◆ Goal ◆
All records are to be retyped faithfully and completely.

◆ Data shown ◆
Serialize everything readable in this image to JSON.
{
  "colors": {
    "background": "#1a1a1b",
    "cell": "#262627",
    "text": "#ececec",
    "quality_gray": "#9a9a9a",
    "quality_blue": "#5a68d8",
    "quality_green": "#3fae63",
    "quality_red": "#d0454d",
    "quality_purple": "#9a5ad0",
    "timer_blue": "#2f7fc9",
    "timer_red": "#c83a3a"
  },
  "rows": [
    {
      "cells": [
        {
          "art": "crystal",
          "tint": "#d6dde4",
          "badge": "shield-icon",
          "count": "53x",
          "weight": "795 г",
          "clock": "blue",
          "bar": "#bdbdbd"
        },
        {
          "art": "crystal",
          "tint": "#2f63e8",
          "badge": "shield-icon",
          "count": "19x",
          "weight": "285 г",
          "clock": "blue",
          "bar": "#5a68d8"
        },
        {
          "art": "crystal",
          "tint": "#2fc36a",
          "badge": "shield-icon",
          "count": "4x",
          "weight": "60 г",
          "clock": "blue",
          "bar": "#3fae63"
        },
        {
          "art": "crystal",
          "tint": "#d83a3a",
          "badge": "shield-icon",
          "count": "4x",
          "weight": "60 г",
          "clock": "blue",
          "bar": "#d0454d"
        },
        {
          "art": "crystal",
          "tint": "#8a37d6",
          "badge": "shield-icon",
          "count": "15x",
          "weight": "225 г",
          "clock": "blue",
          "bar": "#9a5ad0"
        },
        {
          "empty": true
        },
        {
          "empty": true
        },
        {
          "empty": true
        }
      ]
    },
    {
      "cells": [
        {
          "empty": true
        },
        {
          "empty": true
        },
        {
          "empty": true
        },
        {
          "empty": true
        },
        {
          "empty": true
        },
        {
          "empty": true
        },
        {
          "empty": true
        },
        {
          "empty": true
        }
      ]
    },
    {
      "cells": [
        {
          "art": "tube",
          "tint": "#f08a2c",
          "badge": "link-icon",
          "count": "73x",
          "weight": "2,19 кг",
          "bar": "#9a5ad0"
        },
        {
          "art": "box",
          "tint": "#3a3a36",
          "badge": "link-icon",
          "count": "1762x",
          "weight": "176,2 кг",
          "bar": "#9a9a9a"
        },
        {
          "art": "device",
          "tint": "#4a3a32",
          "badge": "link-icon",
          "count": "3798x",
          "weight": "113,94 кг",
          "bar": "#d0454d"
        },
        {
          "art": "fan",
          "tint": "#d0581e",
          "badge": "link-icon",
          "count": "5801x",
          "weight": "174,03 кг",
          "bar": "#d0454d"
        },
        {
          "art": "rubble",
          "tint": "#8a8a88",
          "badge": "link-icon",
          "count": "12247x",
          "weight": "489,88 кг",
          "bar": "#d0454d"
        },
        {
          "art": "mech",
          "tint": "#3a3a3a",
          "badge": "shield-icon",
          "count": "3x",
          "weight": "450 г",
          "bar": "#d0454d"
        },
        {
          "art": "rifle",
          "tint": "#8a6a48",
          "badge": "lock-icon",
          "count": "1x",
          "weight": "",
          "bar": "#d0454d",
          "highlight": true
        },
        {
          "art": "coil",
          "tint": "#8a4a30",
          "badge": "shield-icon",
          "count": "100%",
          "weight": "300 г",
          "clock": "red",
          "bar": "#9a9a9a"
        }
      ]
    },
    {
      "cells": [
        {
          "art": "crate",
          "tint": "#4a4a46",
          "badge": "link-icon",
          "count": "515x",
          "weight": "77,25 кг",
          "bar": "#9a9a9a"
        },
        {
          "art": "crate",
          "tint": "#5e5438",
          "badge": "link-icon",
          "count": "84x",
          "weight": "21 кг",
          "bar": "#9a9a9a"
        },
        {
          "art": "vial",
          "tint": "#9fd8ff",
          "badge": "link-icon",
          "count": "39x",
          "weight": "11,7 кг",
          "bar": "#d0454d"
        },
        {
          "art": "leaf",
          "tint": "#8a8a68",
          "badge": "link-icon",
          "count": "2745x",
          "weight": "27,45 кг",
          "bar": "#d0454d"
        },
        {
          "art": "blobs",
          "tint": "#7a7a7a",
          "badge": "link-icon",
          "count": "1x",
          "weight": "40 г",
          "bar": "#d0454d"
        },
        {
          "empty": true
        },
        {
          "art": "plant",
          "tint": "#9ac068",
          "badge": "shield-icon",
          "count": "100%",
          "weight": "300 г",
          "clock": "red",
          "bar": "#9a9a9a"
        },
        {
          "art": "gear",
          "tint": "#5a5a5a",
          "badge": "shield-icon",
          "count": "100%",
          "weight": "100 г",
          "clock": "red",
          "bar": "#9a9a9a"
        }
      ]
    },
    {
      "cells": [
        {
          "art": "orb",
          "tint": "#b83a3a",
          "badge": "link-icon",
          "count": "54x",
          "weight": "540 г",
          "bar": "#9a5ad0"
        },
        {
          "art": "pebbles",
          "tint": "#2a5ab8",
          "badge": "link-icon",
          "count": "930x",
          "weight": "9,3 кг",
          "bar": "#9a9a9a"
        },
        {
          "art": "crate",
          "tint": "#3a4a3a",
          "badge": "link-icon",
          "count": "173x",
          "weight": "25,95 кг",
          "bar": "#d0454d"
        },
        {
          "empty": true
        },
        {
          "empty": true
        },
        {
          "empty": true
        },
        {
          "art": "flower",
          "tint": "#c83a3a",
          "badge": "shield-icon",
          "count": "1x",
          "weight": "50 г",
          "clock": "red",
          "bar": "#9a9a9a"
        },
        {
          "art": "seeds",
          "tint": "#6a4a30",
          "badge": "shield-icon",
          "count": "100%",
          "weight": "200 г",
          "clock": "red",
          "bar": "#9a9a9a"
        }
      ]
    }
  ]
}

◆ Task output ◆
Serialize everything readable in this image to JSON.
{
  "colors": {
    "background": "#1a1a1b",
    "cell": "#262627",
    "text": "#ececec",
    "quality_gray": "#9a9a9a",
    "quality_blue": "#5a68d8",
    "quality_green": "#3fae63",
    "quality_red": "#d0454d",
    "quality_purple": "#9a5ad0",
    "timer_blue": "#2f7fc9",
    "timer_red": "#c83a3a"
  },
  "rows": [
    {
      "cells": [
        {
          "art": "crystal",
          "tint": "#d6dde4",
          "badge": "shield-icon",
          "count": "53x",
          "weight": "795 г",
          "clock": "blue",
          "bar": "#bdbdbd"
        },
        {
          "art": "crystal",
          "tint": "#2f63e8",
          "badge": "shield-icon",
          "count": "19x",
          "weight": "285 г",
          "clock": "blue",
          "bar": "#5a68d8"
        },
        {
          "art": "crystal",
          "tint": "#2fc36a",
          "badge": "shield-icon",
          "count": "4x",
          "weight": "60 г",
          "clock": "blue",
          "bar": "#3fae63"
        },
        {
          "art": "crystal",
          "tint": "#d83a3a",
          "badge": "shield-icon",
          "count": "4x",
          "weight": "60 г",
          "clock": "blue",
          "bar": "#d0454d"
        },
        {
          "art": "crystal",
          "tint": "#8a37d6",
          "badge": "shield-icon",
          "count": "15x",
          "weight": "225 г",
          "clock": "blue",
          "bar": "#9a5ad0"
        },
        {
          "empty": true
        },
        {
          "empty": true
        },
        {
          "empty": true
        }
      ]
    },
    {
      "cells": [
        {
          "empty": true
        },
        {
          "empty": true
        },
        {
          "empty": true
        },
        {
          "empty": true
        },
        {
          "empty": true
        },
        {
          "empty": true
        },
        {
          "empty": true
        },
        {
          "empty": true
        }
      ]
    },
    {
      "cells": [
        {
          "art": "tube",
          "tint": "#f08a2c",
          "badge": "link-icon",
          "count": "73x",
          "weight": "2,19 кг",
          "bar": "#9a5ad0"
        },
        {
          "art": "box",
          "tint": "#3a3a36",
          "badge": "link-icon",
          "count": "1762x",
          "weight": "176,2 кг",
          "bar": "#9a9a9a"
        },
        {
          "art": "device",
          "tint": "#4a3a32",
          "badge": "link-icon",
          "count": "3798x",
          "weight": "113,94 кг",
          "bar": "#d0454d"
        },
        {
          "art": "fan",
          "tint": "#d0581e",
          "badge": "link-icon",
          "count": "5801x",
          "weight": "174,03 кг",
          "bar": "#d0454d"
        },
        {
          "art": "rubble",
          "tint": "#8a8a88",
          "badge": "link-icon",
          "count": "12247x",
          "weight": "489,88 кг",
          "bar": "#d0454d"
        },
        {
          "art": "mech",
          "tint": "#3a3a3a",
          "badge": "shield-icon",
          "count": "3x",
          "weight": "450 г",
          "bar": "#d0454d"
        },
        {
          "art": "rifle",
          "tint": "#8a6a48",
          "badge": "lock-icon",
          "count": "1x",
          "weight": "",
          "bar": "#d0454d",
          "highlight": true
        },
        {
          "art": "coil",
          "tint": "#8a4a30",
          "badge": "shield-icon",
          "count": "100%",
          "weight": "300 г",
          "clock": "red",
          "bar": "#9a9a9a"
        }
      ]
    },
    {
      "cells": [
        {
          "art": "crate",
          "tint": "#4a4a46",
          "badge": "link-icon",
          "count": "515x",
          "weight": "77,25 кг",
          "bar": "#9a9a9a"
        },
        {
          "art": "crate",
          "tint": "#5e5438",
          "badge": "link-icon",
          "count": "84x",
          "weight": "21 кг",
          "bar": "#9a9a9a"
        },
        {
          "art": "vial",
          "tint": "#9fd8ff",
          "badge": "link-icon",
          "count": "39x",
          "weight": "11,7 кг",
          "bar": "#d0454d"
        },
        {
          "art": "leaf",
          "tint": "#8a8a68",
          "badge": "link-icon",
          "count": "2745x",
          "weight": "27,45 кг",
          "bar": "#d0454d"
        },
        {
          "art": "blobs",
          "tint": "#7a7a7a",
          "badge": "link-icon",
          "count": "1x",
          "weight": "40 г",
          "bar": "#d0454d"
        },
        {
          "empty": true
        },
        {
          "art": "plant",
          "tint": "#9ac068",
          "badge": "shield-icon",
          "count": "100%",
          "weight": "300 г",
          "clock": "red",
          "bar": "#9a9a9a"
        },
        {
          "art": "gear",
          "tint": "#5a5a5a",
          "badge": "shield-icon",
          "count": "100%",
          "weight": "100 г",
          "clock": "red",
          "bar": "#9a9a9a"
        }
      ]
    },
    {
      "cells": [
        {
          "art": "orb",
          "tint": "#b83a3a",
          "badge": "link-icon",
          "count": "54x",
          "weight": "540 г",
          "bar": "#9a5ad0"
        },
        {
          "art": "pebbles",
          "tint": "#2a5ab8",
          "badge": "link-icon",
          "count": "930x",
          "weight": "9,3 кг",
          "bar": "#9a9a9a"
        },
        {
          "art": "crate",
          "tint": "#3a4a3a",
          "badge": "link-icon",
          "count": "173x",
          "weight": "25,95 кг",
          "bar": "#d0454d"
        },
        {
          "empty": true
        },
        {
          "empty": true
        },
        {
          "empty": true
        },
        {
          "art": "flower",
          "tint": "#c83a3a",
          "badge": "shield-icon",
          "count": "1x",
          "weight": "50 г",
          "clock": "red",
          "bar": "#9a9a9a"
        },
        {
          "art": "seeds",
          "tint": "#6a4a30",
          "badge": "shield-icon",
          "count": "100%",
          "weight": "200 г",
          "clock": "red",
          "bar": "#9a9a9a"
        }
      ]
    }
  ]
}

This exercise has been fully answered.